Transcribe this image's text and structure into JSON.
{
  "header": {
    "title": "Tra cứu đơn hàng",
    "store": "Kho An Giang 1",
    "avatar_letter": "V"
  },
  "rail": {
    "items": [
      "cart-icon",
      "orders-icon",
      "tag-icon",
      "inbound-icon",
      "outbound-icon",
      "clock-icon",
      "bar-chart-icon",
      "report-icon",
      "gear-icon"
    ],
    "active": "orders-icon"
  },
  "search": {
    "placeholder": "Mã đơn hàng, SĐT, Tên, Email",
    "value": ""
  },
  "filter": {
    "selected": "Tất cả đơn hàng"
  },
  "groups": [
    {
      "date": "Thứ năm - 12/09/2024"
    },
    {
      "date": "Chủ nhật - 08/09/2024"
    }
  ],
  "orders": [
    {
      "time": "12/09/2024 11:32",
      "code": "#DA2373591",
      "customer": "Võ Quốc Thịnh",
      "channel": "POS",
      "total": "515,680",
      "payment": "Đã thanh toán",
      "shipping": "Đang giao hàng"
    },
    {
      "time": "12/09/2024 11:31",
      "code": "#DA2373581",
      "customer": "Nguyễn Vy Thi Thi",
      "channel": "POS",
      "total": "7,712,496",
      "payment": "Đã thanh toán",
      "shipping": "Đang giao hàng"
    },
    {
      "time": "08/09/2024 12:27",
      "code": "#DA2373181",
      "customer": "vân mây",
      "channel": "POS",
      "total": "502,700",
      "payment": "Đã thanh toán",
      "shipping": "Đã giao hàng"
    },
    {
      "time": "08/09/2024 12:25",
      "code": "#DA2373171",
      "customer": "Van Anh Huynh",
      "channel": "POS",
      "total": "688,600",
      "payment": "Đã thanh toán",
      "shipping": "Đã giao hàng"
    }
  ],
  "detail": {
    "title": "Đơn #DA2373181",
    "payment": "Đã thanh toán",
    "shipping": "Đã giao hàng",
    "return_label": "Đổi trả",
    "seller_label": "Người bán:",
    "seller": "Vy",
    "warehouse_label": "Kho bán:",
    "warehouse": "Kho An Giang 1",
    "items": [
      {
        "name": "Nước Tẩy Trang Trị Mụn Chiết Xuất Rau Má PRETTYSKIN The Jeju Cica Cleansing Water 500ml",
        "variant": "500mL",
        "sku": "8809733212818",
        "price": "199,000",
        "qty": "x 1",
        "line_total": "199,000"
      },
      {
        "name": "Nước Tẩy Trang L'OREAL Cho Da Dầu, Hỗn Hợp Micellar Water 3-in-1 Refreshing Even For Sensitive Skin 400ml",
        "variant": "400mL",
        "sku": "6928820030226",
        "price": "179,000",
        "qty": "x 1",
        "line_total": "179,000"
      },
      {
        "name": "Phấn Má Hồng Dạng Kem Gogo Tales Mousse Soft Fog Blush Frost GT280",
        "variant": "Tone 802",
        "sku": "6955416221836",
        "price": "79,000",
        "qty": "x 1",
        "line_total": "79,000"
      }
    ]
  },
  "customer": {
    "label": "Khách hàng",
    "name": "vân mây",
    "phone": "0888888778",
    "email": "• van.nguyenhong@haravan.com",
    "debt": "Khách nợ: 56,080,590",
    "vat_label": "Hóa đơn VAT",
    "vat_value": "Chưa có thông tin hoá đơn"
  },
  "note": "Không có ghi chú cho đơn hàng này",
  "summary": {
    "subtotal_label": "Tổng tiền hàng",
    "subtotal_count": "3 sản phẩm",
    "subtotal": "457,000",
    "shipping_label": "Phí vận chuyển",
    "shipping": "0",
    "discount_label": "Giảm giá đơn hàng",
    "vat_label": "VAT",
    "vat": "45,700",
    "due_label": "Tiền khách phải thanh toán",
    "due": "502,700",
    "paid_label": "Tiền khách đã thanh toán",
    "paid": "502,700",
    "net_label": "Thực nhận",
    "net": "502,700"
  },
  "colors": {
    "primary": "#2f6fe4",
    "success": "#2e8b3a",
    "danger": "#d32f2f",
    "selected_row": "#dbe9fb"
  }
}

++++

**Stated task**
Please set down each line of the records exactly as given.

**Solution to this exercise**
Transcribe this image's text and structure into JSON.
{
  "header": {
    "title": "Tra cứu đơn hàng",
    "store": "Kho An Giang 1",
    "avatar_letter": "V"
  },
  "rail": {
    "items": [
      "cart-icon",
      "orders-icon",
      "tag-icon",
      "inbound-icon",
      "outbound-icon",
      "clock-icon",
      "bar-chart-icon",
      "report-icon",
      "gear-icon"
    ],
    "active": "orders-icon"
  },
  "search": {
    "placeholder": "Mã đơn hàng, SĐT, Tên, Email",
    "value": ""
  },
  "filter": {
    "selected": "Tất cả đơn hàng"
  },
  "groups": [
    {
      "date": "Thứ năm - 12/09/2024"
    },
    {
      "date": "Chủ nhật - 08/09/2024"
    }
  ],
  "orders": [
    {
      "time": "12/09/2024 11:32",
      "code": "#DA2373591",
      "customer": "Võ Quốc Thịnh",
      "channel": "POS",
      "total": "515,680",
      "payment": "Đã thanh toán",
      "shipping": "Đang giao hàng"
    },
    {
      "time": "12/09/2024 11:31",
      "code": "#DA2373581",
      "customer": "Nguyễn Vy Thi Thi",
      "channel": "POS",
      "total": "7,712,496",
      "payment": "Đã thanh toán",
      "shipping": "Đang giao hàng"
    },
    {
      "time": "08/09/2024 12:27",
      "code": "#DA2373181",
      "customer": "vân mây",
      "channel": "POS",
      "total": "502,700",
      "payment": "Đã thanh toán",
      "shipping": "Đã giao hàng"
    },
    {
      "time": "08/09/2024 12:25",
      "code": "#DA2373171",
      "customer": "Van Anh Huynh",
      "channel": "POS",
      "total": "688,600",
      "payment": "Đã thanh toán",
      "shipping": "Đã giao hàng"
    }
  ],
  "detail": {
    "title": "Đơn #DA2373181",
    "payment": "Đã thanh toán",
    "shipping": "Đã giao hàng",
    "return_label": "Đổi trả",
    "seller_label": "Người bán:",
    "seller": "Vy",
    "warehouse_label": "Kho bán:",
    "warehouse": "Kho An Giang 1",
    "items": [
      {
        "name": "Nước Tẩy Trang Trị Mụn Chiết Xuất Rau Má PRETTYSKIN The Jeju Cica Cleansing Water 500ml",
        "variant": "500mL",
        "sku": "8809733212818",
        "price": "199,000",
        "qty": "x 1",
        "line_total": "199,000"
      },
      {
        "name": "Nước Tẩy Trang L'OREAL Cho Da Dầu, Hỗn Hợp Micellar Water 3-in-1 Refreshing Even For Sensitive Skin 400ml",
        "variant": "400mL",
        "sku": "6928820030226",
        "price": "179,000",
        "qty": "x 1",
        "line_total": "179,000"
      },
      {
        "name": "Phấn Má Hồng Dạng Kem Gogo Tales Mousse Soft Fog Blush Frost GT280",
        "variant": "Tone 802",
        "sku": "6955416221836",
        "price": "79,000",
        "qty": "x 1",
        "line_total": "79,000"
      }
    ]
  },
  "customer": {
    "label": "Khách hàng",
    "name": "vân mây",
    "phone": "0888888778",
    "email": "• van.nguyenhong@haravan.com",
    "debt": "Khách nợ: 56,080,590",
    "vat_label": "Hóa đơn VAT",
    "vat_value": "Chưa có thông tin hoá đơn"
  },
  "note": "Không có ghi chú cho đơn hàng này",
  "summary": {
    "subtotal_label": "Tổng tiền hàng",
    "subtotal_count": "3 sản phẩm",
    "subtotal": "457,000",
    "shipping_label": "Phí vận chuyển",
    "shipping": "0",
    "discount_label": "Giảm giá đơn hàng",
    "vat_label": "VAT",
    "vat": "45,700",
    "due_label": "Tiền khách phải thanh toán",
    "due": "502,700",
    "paid_label": "Tiền khách đã thanh toán",
    "paid": "502,700",
    "net_label": "Thực nhận",
    "net": "502,700"
  },
  "colors": {
    "primary": "#2f6fe4",
    "success": "#2e8b3a",
    "danger": "#d32f2f",
    "selected_row": "#dbe9fb"
  }
}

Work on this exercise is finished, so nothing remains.